— START Data excerpts —

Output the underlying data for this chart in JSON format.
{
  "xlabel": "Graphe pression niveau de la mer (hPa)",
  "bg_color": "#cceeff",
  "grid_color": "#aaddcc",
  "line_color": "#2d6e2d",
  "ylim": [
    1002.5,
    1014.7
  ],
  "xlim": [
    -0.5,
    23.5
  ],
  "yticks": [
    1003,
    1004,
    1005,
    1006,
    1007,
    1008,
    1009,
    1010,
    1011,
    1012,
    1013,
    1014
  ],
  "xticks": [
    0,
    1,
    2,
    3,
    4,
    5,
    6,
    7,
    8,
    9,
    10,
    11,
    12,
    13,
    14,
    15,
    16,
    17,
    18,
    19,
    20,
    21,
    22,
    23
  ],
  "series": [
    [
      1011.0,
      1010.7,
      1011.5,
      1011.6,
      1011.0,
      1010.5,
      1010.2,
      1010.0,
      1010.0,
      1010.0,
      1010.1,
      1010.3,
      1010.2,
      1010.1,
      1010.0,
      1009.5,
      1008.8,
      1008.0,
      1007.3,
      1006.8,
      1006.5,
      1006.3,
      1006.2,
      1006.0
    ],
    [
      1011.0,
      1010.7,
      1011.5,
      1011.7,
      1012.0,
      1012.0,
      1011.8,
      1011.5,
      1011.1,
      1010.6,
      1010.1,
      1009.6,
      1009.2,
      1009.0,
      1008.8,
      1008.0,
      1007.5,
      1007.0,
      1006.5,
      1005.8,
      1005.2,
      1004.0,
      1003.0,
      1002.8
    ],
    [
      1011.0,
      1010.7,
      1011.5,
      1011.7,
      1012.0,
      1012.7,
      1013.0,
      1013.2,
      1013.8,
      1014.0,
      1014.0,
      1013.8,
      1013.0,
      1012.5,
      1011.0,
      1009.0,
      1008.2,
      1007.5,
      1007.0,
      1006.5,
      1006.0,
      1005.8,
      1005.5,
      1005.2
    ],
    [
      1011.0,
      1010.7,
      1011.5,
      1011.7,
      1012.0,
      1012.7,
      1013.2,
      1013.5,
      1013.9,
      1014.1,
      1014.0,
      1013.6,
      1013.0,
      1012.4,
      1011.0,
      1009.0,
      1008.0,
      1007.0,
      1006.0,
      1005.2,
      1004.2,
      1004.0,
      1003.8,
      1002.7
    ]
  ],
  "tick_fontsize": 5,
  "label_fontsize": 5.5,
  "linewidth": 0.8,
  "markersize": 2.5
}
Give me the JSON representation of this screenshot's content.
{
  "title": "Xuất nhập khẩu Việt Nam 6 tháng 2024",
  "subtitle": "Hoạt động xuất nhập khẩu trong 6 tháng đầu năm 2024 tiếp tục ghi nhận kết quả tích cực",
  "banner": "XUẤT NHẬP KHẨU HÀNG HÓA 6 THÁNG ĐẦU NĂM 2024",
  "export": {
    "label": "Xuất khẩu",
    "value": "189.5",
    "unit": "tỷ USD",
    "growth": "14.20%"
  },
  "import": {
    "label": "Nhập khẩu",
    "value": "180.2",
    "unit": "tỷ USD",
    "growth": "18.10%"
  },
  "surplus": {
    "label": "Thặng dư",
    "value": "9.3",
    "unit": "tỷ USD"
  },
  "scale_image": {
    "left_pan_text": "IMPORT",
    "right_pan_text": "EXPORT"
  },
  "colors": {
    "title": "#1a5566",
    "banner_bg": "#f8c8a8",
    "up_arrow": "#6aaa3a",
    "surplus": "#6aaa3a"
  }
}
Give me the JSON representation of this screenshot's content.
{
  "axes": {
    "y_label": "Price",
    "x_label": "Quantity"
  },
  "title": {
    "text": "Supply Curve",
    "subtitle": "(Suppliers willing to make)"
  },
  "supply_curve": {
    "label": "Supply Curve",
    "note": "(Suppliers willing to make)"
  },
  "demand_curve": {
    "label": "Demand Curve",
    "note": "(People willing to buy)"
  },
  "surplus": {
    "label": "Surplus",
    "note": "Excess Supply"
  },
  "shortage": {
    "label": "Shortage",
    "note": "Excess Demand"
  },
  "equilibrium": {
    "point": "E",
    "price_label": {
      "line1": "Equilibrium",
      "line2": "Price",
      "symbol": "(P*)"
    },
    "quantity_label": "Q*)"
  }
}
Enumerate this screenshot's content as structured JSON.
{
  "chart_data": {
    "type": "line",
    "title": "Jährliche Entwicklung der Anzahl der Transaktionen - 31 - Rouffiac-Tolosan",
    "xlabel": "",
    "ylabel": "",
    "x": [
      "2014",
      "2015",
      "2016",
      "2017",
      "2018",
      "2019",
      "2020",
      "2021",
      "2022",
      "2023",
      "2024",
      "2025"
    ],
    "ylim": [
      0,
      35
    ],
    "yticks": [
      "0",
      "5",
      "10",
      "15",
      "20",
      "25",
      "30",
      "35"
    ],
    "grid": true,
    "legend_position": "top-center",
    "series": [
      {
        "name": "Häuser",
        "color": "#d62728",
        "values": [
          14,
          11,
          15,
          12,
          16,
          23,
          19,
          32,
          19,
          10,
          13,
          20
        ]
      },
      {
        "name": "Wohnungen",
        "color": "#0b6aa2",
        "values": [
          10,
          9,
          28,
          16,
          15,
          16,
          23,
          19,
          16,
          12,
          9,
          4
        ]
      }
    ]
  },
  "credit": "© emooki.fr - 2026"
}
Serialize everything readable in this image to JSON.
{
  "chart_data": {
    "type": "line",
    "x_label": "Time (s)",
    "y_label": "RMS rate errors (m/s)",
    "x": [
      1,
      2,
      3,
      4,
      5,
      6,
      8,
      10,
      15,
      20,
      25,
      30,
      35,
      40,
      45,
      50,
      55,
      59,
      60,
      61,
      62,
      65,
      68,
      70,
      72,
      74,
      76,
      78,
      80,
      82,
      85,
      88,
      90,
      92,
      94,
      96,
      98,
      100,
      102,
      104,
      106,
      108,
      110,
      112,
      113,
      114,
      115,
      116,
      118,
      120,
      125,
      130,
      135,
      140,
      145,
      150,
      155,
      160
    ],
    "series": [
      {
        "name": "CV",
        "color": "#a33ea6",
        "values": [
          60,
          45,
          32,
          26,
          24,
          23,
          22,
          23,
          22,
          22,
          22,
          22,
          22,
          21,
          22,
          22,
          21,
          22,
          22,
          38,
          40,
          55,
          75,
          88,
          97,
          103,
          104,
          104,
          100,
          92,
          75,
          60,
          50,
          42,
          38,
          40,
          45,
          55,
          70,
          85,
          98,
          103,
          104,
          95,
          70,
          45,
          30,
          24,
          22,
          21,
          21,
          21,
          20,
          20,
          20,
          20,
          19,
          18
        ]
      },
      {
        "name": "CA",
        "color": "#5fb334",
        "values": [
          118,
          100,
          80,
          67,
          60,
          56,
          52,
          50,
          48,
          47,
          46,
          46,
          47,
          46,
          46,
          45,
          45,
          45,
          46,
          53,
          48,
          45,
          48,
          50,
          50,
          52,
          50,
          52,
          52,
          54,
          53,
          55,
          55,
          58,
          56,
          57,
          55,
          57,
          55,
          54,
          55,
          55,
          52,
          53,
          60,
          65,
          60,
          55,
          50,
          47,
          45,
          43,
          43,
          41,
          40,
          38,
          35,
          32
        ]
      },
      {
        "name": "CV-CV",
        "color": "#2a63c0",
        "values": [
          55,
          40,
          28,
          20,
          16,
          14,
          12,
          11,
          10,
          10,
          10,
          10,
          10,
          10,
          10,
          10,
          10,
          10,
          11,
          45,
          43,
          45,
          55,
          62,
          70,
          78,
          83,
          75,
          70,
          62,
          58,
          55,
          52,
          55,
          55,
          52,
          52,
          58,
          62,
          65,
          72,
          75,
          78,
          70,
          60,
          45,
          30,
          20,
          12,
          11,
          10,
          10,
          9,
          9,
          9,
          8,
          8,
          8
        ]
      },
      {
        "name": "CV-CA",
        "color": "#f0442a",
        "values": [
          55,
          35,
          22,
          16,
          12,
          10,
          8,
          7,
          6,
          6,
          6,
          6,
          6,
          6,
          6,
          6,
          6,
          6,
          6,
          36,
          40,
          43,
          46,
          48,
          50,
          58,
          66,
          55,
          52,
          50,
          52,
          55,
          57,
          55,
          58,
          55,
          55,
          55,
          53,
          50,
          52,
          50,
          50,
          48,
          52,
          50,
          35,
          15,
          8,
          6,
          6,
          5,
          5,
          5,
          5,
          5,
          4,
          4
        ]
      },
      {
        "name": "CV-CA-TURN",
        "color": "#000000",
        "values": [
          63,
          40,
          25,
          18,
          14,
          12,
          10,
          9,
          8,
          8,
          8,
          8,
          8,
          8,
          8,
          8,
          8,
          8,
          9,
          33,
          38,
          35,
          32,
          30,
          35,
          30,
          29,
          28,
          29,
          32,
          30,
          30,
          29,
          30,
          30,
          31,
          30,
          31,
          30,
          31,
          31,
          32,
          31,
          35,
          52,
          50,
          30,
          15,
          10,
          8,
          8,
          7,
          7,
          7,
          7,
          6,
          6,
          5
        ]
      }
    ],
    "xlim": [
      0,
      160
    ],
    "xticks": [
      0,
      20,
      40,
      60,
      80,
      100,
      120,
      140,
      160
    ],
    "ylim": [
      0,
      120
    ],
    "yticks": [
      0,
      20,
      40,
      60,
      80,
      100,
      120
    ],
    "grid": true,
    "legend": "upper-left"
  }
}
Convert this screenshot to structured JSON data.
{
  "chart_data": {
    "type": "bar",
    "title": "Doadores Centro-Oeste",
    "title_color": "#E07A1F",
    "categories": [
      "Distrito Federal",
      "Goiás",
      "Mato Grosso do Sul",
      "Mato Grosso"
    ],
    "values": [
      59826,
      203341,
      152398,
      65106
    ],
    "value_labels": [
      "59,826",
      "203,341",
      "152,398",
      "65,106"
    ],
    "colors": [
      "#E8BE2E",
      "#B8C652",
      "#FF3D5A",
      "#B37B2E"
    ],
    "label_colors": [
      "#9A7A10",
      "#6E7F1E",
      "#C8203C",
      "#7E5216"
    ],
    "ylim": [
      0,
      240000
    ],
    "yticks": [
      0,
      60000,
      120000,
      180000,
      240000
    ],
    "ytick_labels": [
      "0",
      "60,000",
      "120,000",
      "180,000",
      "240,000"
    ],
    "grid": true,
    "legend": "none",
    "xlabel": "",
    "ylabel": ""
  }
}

— END Data excerpts —

◆ Written task:
Pull out the lines above in which the word "this" appears.

◆ Task solution:
Output the underlying data for this chart in JSON format.
Give me the JSON representation of this screenshot's content.
Give me the JSON representation of this screenshot's content.
Enumerate this screenshot's content as structured JSON.
Serialize everything readable in this image to JSON.
Convert this screenshot to structured JSON data.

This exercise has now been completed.